- Material for this task -
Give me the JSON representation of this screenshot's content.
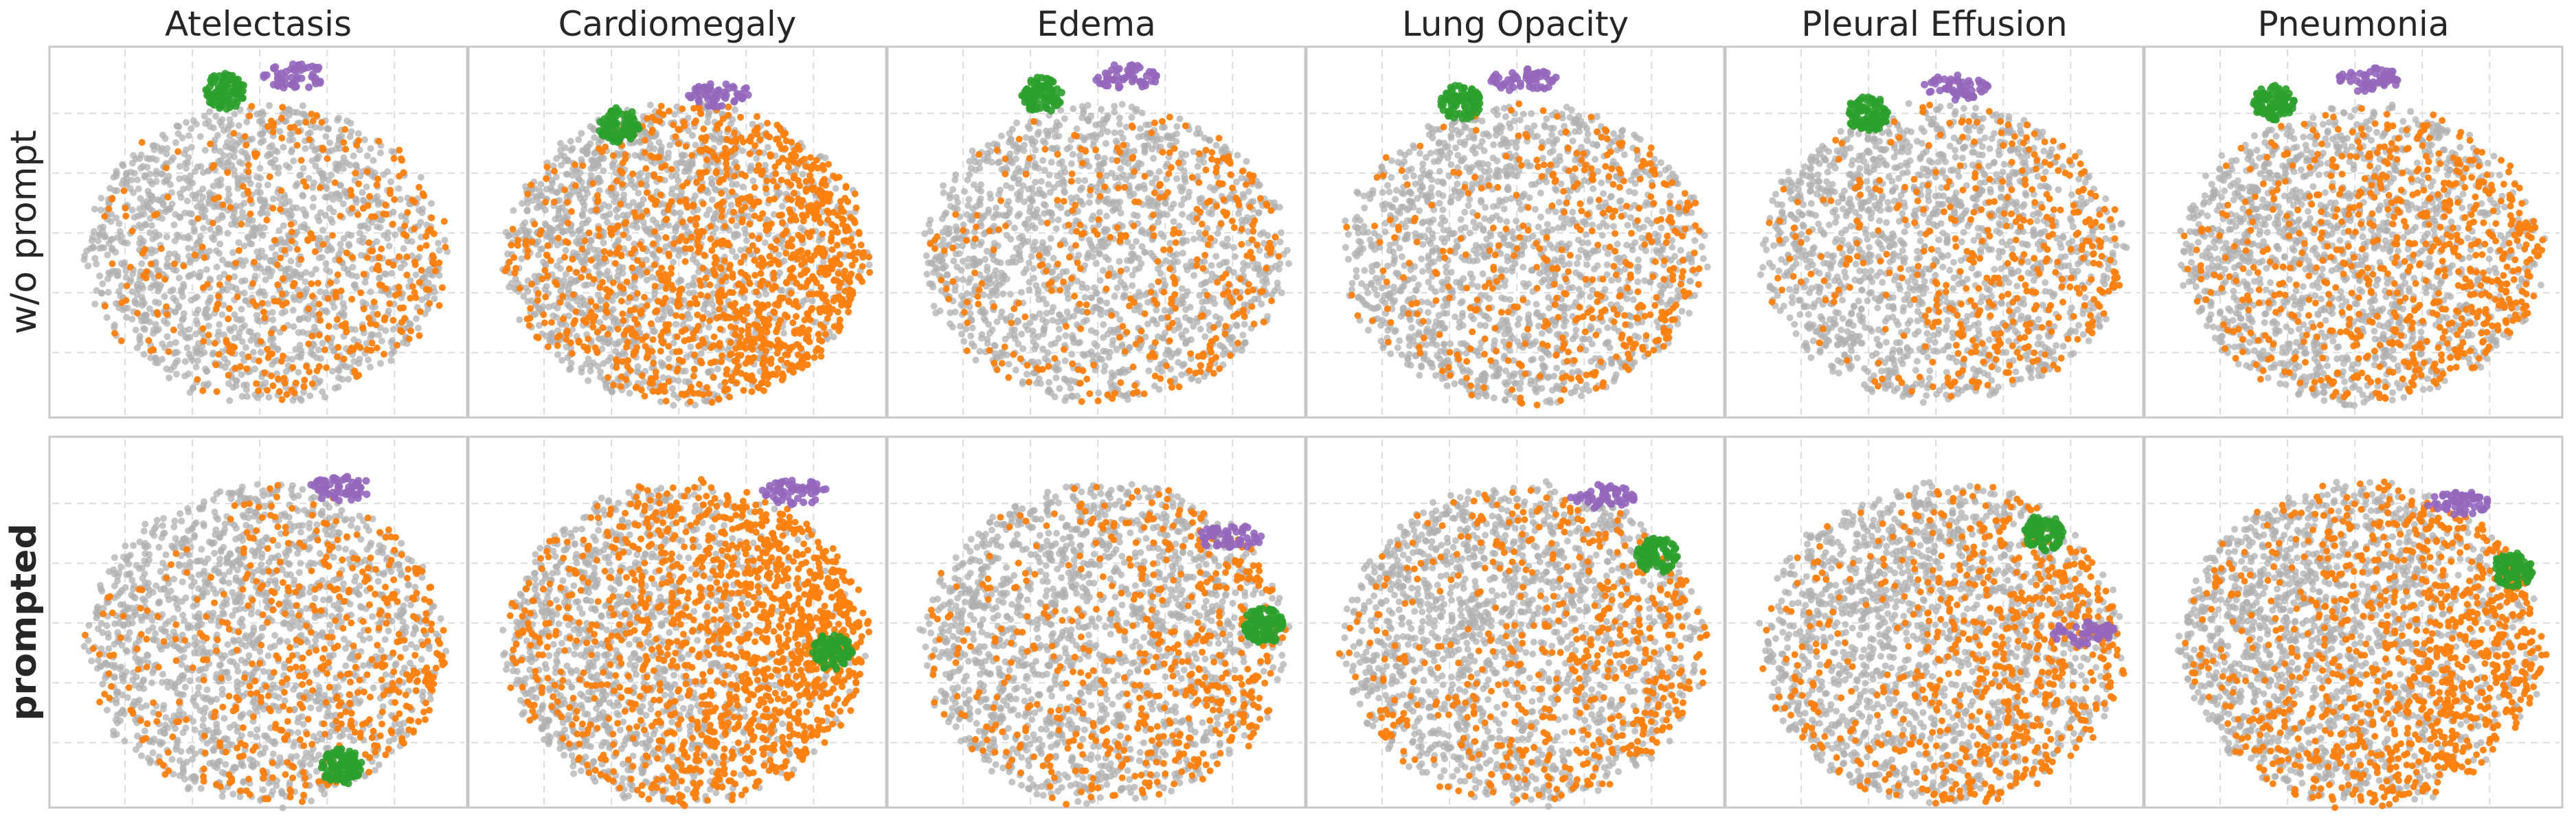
{
  "chart_data": {
    "type": "scatter",
    "columns": [
      "Atelectasis",
      "Cardiomegaly",
      "Edema",
      "Lung Opacity",
      "Pleural Effusion",
      "Pneumonia"
    ],
    "rows": [
      "w/o prompt",
      "prompted"
    ],
    "grid": true,
    "legend": "none",
    "colors": {
      "background_points": "#b0b0b0",
      "positive_points": "#ff7f0e",
      "cluster_a": "#2ca02c",
      "cluster_b": "#9467bd"
    },
    "series_density": {
      "w/o prompt": [
        0.3,
        0.65,
        0.28,
        0.3,
        0.32,
        0.45
      ],
      "prompted": [
        0.38,
        0.62,
        0.4,
        0.4,
        0.45,
        0.6
      ]
    }
  }
}
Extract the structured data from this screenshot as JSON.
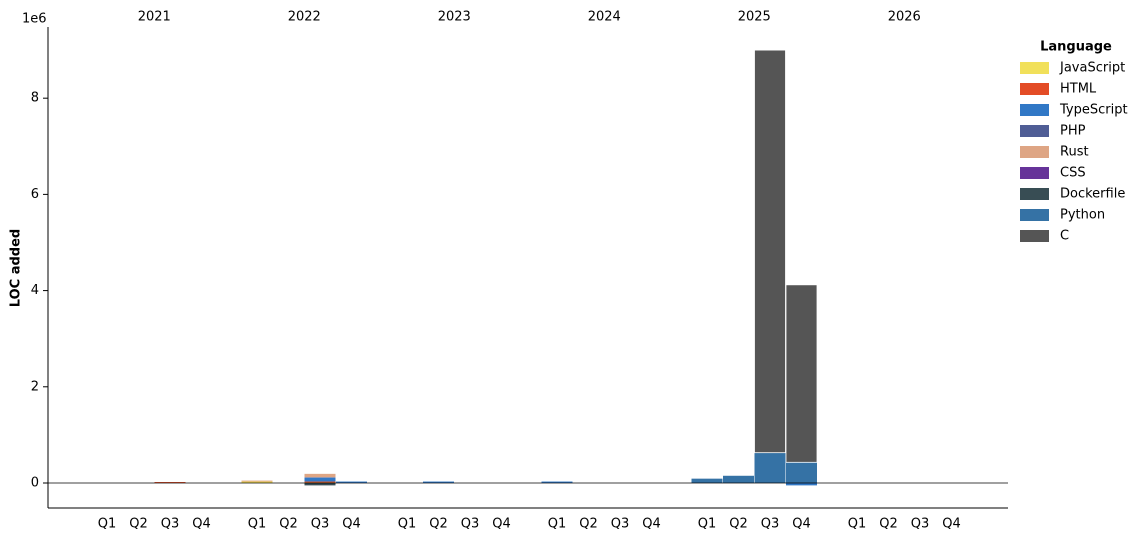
{
  "chart_data": {
    "type": "bar",
    "stacked": true,
    "y_label": "LOC added",
    "y_offset_label": "1e6",
    "legend_title": "Language",
    "legend_position": "outside right",
    "groups": [
      "2021",
      "2022",
      "2023",
      "2024",
      "2025",
      "2026"
    ],
    "categories": [
      "Q1",
      "Q2",
      "Q3",
      "Q4",
      "Q1",
      "Q2",
      "Q3",
      "Q4",
      "Q1",
      "Q2",
      "Q3",
      "Q4",
      "Q1",
      "Q2",
      "Q3",
      "Q4",
      "Q1",
      "Q2",
      "Q3",
      "Q4",
      "Q1",
      "Q2",
      "Q3",
      "Q4"
    ],
    "ylim": [
      -0.52,
      9.48
    ],
    "yticks": [
      0,
      2,
      4,
      6,
      8
    ],
    "series": [
      {
        "name": "JavaScript",
        "color": "#f1e05a",
        "values": [
          0,
          0,
          0,
          0,
          0.03,
          0,
          0.01,
          0,
          0,
          0,
          0,
          0,
          0,
          0,
          0,
          0,
          0,
          0,
          0,
          0,
          0,
          0,
          0,
          0
        ]
      },
      {
        "name": "HTML",
        "color": "#e34c26",
        "values": [
          0,
          0,
          0.02,
          0,
          0,
          0,
          0.02,
          0,
          0,
          0,
          0,
          0,
          0,
          0,
          0,
          0,
          0,
          0,
          0,
          0,
          0,
          0,
          0,
          0
        ]
      },
      {
        "name": "TypeScript",
        "color": "#3178c6",
        "values": [
          0,
          0,
          0,
          0,
          0,
          0,
          0.08,
          0.03,
          0,
          0.03,
          0,
          0,
          0.03,
          0,
          0,
          0,
          0,
          0,
          0,
          -0.05,
          0,
          0,
          0,
          0
        ]
      },
      {
        "name": "PHP",
        "color": "#4F5D95",
        "values": [
          0,
          0,
          0,
          0,
          0,
          0,
          0.01,
          0,
          0,
          0,
          0,
          0,
          0,
          0,
          0,
          0,
          0,
          0,
          0,
          0,
          0,
          0,
          0,
          0
        ]
      },
      {
        "name": "Rust",
        "color": "#dea584",
        "values": [
          0,
          0,
          0,
          0,
          0.02,
          0,
          0.07,
          0,
          0,
          0,
          0,
          0,
          0,
          0,
          0,
          0,
          0,
          0,
          0,
          0,
          0,
          0,
          0,
          0
        ]
      },
      {
        "name": "CSS",
        "color": "#663399",
        "values": [
          0,
          0,
          0,
          0,
          0,
          0,
          0,
          0,
          0,
          0,
          0,
          0,
          0,
          0,
          0,
          0,
          0,
          0,
          0,
          0,
          0,
          0,
          0,
          0
        ]
      },
      {
        "name": "Dockerfile",
        "color": "#384d54",
        "values": [
          0,
          0,
          0,
          0,
          0,
          0,
          -0.05,
          0,
          0,
          0,
          0,
          0,
          0,
          0,
          0,
          0,
          0,
          0,
          0,
          0,
          0,
          0,
          0,
          0
        ]
      },
      {
        "name": "Python",
        "color": "#3572A5",
        "values": [
          0,
          0,
          0,
          0,
          0,
          0,
          0,
          0,
          0,
          0,
          0,
          0,
          0,
          0,
          0,
          0,
          0.09,
          0.15,
          0.63,
          0.43,
          0,
          0,
          0,
          0
        ]
      },
      {
        "name": "C",
        "color": "#555555",
        "values": [
          0,
          0,
          0,
          0,
          0,
          0,
          0,
          0,
          0,
          0,
          0,
          0,
          0,
          0,
          0,
          0,
          0,
          0,
          8.37,
          3.69,
          0,
          0,
          0,
          0
        ]
      }
    ]
  }
}
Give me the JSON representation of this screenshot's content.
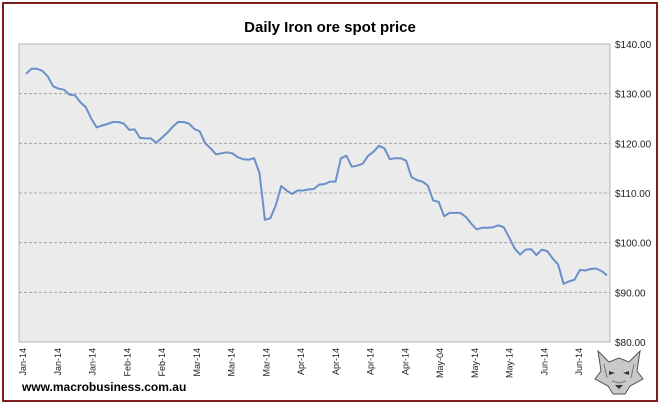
{
  "chart_data": {
    "type": "line",
    "title": "Daily Iron ore spot price",
    "xlabel": "",
    "ylabel": "",
    "ylim": [
      80,
      140
    ],
    "y_ticks": [
      "$80.00",
      "$90.00",
      "$100.00",
      "$110.00",
      "$120.00",
      "$130.00",
      "$140.00"
    ],
    "x_tick_labels": [
      "Jan-14",
      "Jan-14",
      "Jan-14",
      "Feb-14",
      "Feb-14",
      "Mar-14",
      "Mar-14",
      "Mar-14",
      "Apr-14",
      "Apr-14",
      "Apr-14",
      "Apr-14",
      "May-04",
      "May-14",
      "May-14",
      "Jun-14",
      "Jun-14"
    ],
    "series": [
      {
        "name": "Daily Iron ore spot price",
        "color": "#6b8fc9",
        "values": [
          134.0,
          135.0,
          135.0,
          134.6,
          133.5,
          131.5,
          131.0,
          130.8,
          129.8,
          129.7,
          128.3,
          127.3,
          125.0,
          123.2,
          123.6,
          123.9,
          124.3,
          124.3,
          124.0,
          122.7,
          122.8,
          121.1,
          121.0,
          121.0,
          120.1,
          121.1,
          122.1,
          123.3,
          124.3,
          124.3,
          124.0,
          122.9,
          122.4,
          120.0,
          119.0,
          117.8,
          118.0,
          118.2,
          118.0,
          117.2,
          116.8,
          116.7,
          117.0,
          114.0,
          104.6,
          104.9,
          107.5,
          111.4,
          110.5,
          109.8,
          110.5,
          110.5,
          110.7,
          110.8,
          111.7,
          111.8,
          112.3,
          112.3,
          117.0,
          117.5,
          115.3,
          115.5,
          115.9,
          117.5,
          118.3,
          119.5,
          119.0,
          116.8,
          117.0,
          117.0,
          116.5,
          113.2,
          112.6,
          112.3,
          111.5,
          108.5,
          108.2,
          105.3,
          106.0,
          106.0,
          106.0,
          105.2,
          103.8,
          102.7,
          103.0,
          103.0,
          103.1,
          103.5,
          103.1,
          101.0,
          98.8,
          97.6,
          98.6,
          98.7,
          97.5,
          98.6,
          98.3,
          96.8,
          95.6,
          91.7,
          92.2,
          92.5,
          94.5,
          94.4,
          94.7,
          94.8,
          94.3,
          93.4
        ]
      }
    ],
    "grid": true,
    "legend": "none",
    "y_axis_position": "right"
  },
  "watermark": {
    "text": "www.macrobusiness.com.au"
  },
  "logo": {
    "icon": "wolf-head-icon"
  }
}
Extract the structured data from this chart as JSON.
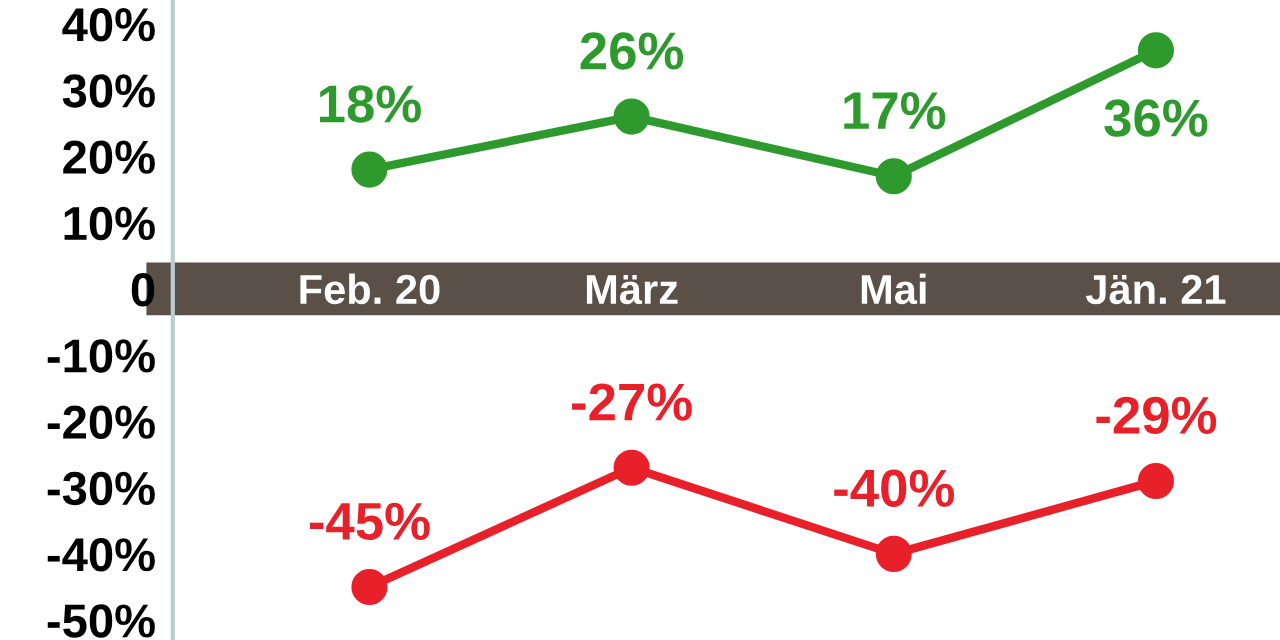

- What is needed -
Retype the whole listing exactly and leave the pictures out.

- Exercise solution -
Give me the JSON representation of this screenshot's content.
{
  "chart_data": {
    "type": "scatter",
    "columns": [
      "Atelectasis",
      "Cardiomegaly",
      "Edema",
      "Lung Opacity",
      "Pleural Effusion",
      "Pneumonia"
    ],
    "rows": [
      "w/o prompt",
      "prompted"
    ],
    "grid": true,
    "legend": "none",
    "colors": {
      "background_points": "#b0b0b0",
      "positive_points": "#ff7f0e",
      "cluster_a": "#2ca02c",
      "cluster_b": "#9467bd"
    },
    "series_density": {
      "w/o prompt": [
        0.3,
        0.65,
        0.28,
        0.3,
        0.32,
        0.45
      ],
      "prompted": [
        0.38,
        0.62,
        0.4,
        0.4,
        0.45,
        0.6
      ]
    }
  }
}
Extract the structured data from this screenshot as JSON.
{
  "chart_data": {
    "type": "bar",
    "stacked": true,
    "y_label": "LOC added",
    "y_offset_label": "1e6",
    "legend_title": "Language",
    "legend_position": "outside right",
    "groups": [
      "2021",
      "2022",
      "2023",
      "2024",
      "2025",
      "2026"
    ],
    "categories": [
      "Q1",
      "Q2",
      "Q3",
      "Q4",
      "Q1",
      "Q2",
      "Q3",
      "Q4",
      "Q1",
      "Q2",
      "Q3",
      "Q4",
      "Q1",
      "Q2",
      "Q3",
      "Q4",
      "Q1",
      "Q2",
      "Q3",
      "Q4",
      "Q1",
      "Q2",
      "Q3",
      "Q4"
    ],
    "ylim": [
      -0.52,
      9.48
    ],
    "yticks": [
      0,
      2,
      4,
      6,
      8
    ],
    "series": [
      {
        "name": "JavaScript",
        "color": "#f1e05a",
        "values": [
          0,
          0,
          0,
          0,
          0.03,
          0,
          0.01,
          0,
          0,
          0,
          0,
          0,
          0,
          0,
          0,
          0,
          0,
          0,
          0,
          0,
          0,
          0,
          0,
          0
        ]
      },
      {
        "name": "HTML",
        "color": "#e34c26",
        "values": [
          0,
          0,
          0.02,
          0,
          0,
          0,
          0.02,
          0,
          0,
          0,
          0,
          0,
          0,
          0,
          0,
          0,
          0,
          0,
          0,
          0,
          0,
          0,
          0,
          0
        ]
      },
      {
        "name": "TypeScript",
        "color": "#3178c6",
        "values": [
          0,
          0,
          0,
          0,
          0,
          0,
          0.08,
          0.03,
          0,
          0.03,
          0,
          0,
          0.03,
          0,
          0,
          0,
          0,
          0,
          0,
          -0.05,
          0,
          0,
          0,
          0
        ]
      },
      {
        "name": "PHP",
        "color": "#4F5D95",
        "values": [
          0,
          0,
          0,
          0,
          0,
          0,
          0.01,
          0,
          0,
          0,
          0,
          0,
          0,
          0,
          0,
          0,
          0,
          0,
          0,
          0,
          0,
          0,
          0,
          0
        ]
      },
      {
        "name": "Rust",
        "color": "#dea584",
        "values": [
          0,
          0,
          0,
          0,
          0.02,
          0,
          0.07,
          0,
          0,
          0,
          0,
          0,
          0,
          0,
          0,
          0,
          0,
          0,
          0,
          0,
          0,
          0,
          0,
          0
        ]
      },
      {
        "name": "CSS",
        "color": "#663399",
        "values": [
          0,
          0,
          0,
          0,
          0,
          0,
          0,
          0,
          0,
          0,
          0,
          0,
          0,
          0,
          0,
          0,
          0,
          0,
          0,
          0,
          0,
          0,
          0,
          0
        ]
      },
      {
        "name": "Dockerfile",
        "color": "#384d54",
        "values": [
          0,
          0,
          0,
          0,
          0,
          0,
          -0.05,
          0,
          0,
          0,
          0,
          0,
          0,
          0,
          0,
          0,
          0,
          0,
          0,
          0,
          0,
          0,
          0,
          0
        ]
      },
      {
        "name": "Python",
        "color": "#3572A5",
        "values": [
          0,
          0,
          0,
          0,
          0,
          0,
          0,
          0,
          0,
          0,
          0,
          0,
          0,
          0,
          0,
          0,
          0.09,
          0.15,
          0.63,
          0.43,
          0,
          0,
          0,
          0
        ]
      },
      {
        "name": "C",
        "color": "#555555",
        "values": [
          0,
          0,
          0,
          0,
          0,
          0,
          0,
          0,
          0,
          0,
          0,
          0,
          0,
          0,
          0,
          0,
          0,
          0,
          8.37,
          3.69,
          0,
          0,
          0,
          0
        ]
      }
    ]
  }
}
Give me the JSON representation of this screenshot's content.
{
  "chart_data": {
    "type": "line",
    "title": "Daily Iron ore spot price",
    "xlabel": "",
    "ylabel": "",
    "ylim": [
      80,
      140
    ],
    "y_ticks": [
      "$80.00",
      "$90.00",
      "$100.00",
      "$110.00",
      "$120.00",
      "$130.00",
      "$140.00"
    ],
    "x_tick_labels": [
      "Jan-14",
      "Jan-14",
      "Jan-14",
      "Feb-14",
      "Feb-14",
      "Mar-14",
      "Mar-14",
      "Mar-14",
      "Apr-14",
      "Apr-14",
      "Apr-14",
      "Apr-14",
      "May-04",
      "May-14",
      "May-14",
      "Jun-14",
      "Jun-14"
    ],
    "series": [
      {
        "name": "Daily Iron ore spot price",
        "color": "#6b8fc9",
        "values": [
          134.0,
          135.0,
          135.0,
          134.6,
          133.5,
          131.5,
          131.0,
          130.8,
          129.8,
          129.7,
          128.3,
          127.3,
          125.0,
          123.2,
          123.6,
          123.9,
          124.3,
          124.3,
          124.0,
          122.7,
          122.8,
          121.1,
          121.0,
          121.0,
          120.1,
          121.1,
          122.1,
          123.3,
          124.3,
          124.3,
          124.0,
          122.9,
          122.4,
          120.0,
          119.0,
          117.8,
          118.0,
          118.2,
          118.0,
          117.2,
          116.8,
          116.7,
          117.0,
          114.0,
          104.6,
          104.9,
          107.5,
          111.4,
          110.5,
          109.8,
          110.5,
          110.5,
          110.7,
          110.8,
          111.7,
          111.8,
          112.3,
          112.3,
          117.0,
          117.5,
          115.3,
          115.5,
          115.9,
          117.5,
          118.3,
          119.5,
          119.0,
          116.8,
          117.0,
          117.0,
          116.5,
          113.2,
          112.6,
          112.3,
          111.5,
          108.5,
          108.2,
          105.3,
          106.0,
          106.0,
          106.0,
          105.2,
          103.8,
          102.7,
          103.0,
          103.0,
          103.1,
          103.5,
          103.1,
          101.0,
          98.8,
          97.6,
          98.6,
          98.7,
          97.5,
          98.6,
          98.3,
          96.8,
          95.6,
          91.7,
          92.2,
          92.5,
          94.5,
          94.4,
          94.7,
          94.8,
          94.3,
          93.4
        ]
      }
    ],
    "grid": true,
    "legend": "none",
    "y_axis_position": "right"
  },
  "watermark": {
    "text": "www.macrobusiness.com.au"
  },
  "logo": {
    "icon": "wolf-head-icon"
  }
}
Extract the structured data from this chart as JSON.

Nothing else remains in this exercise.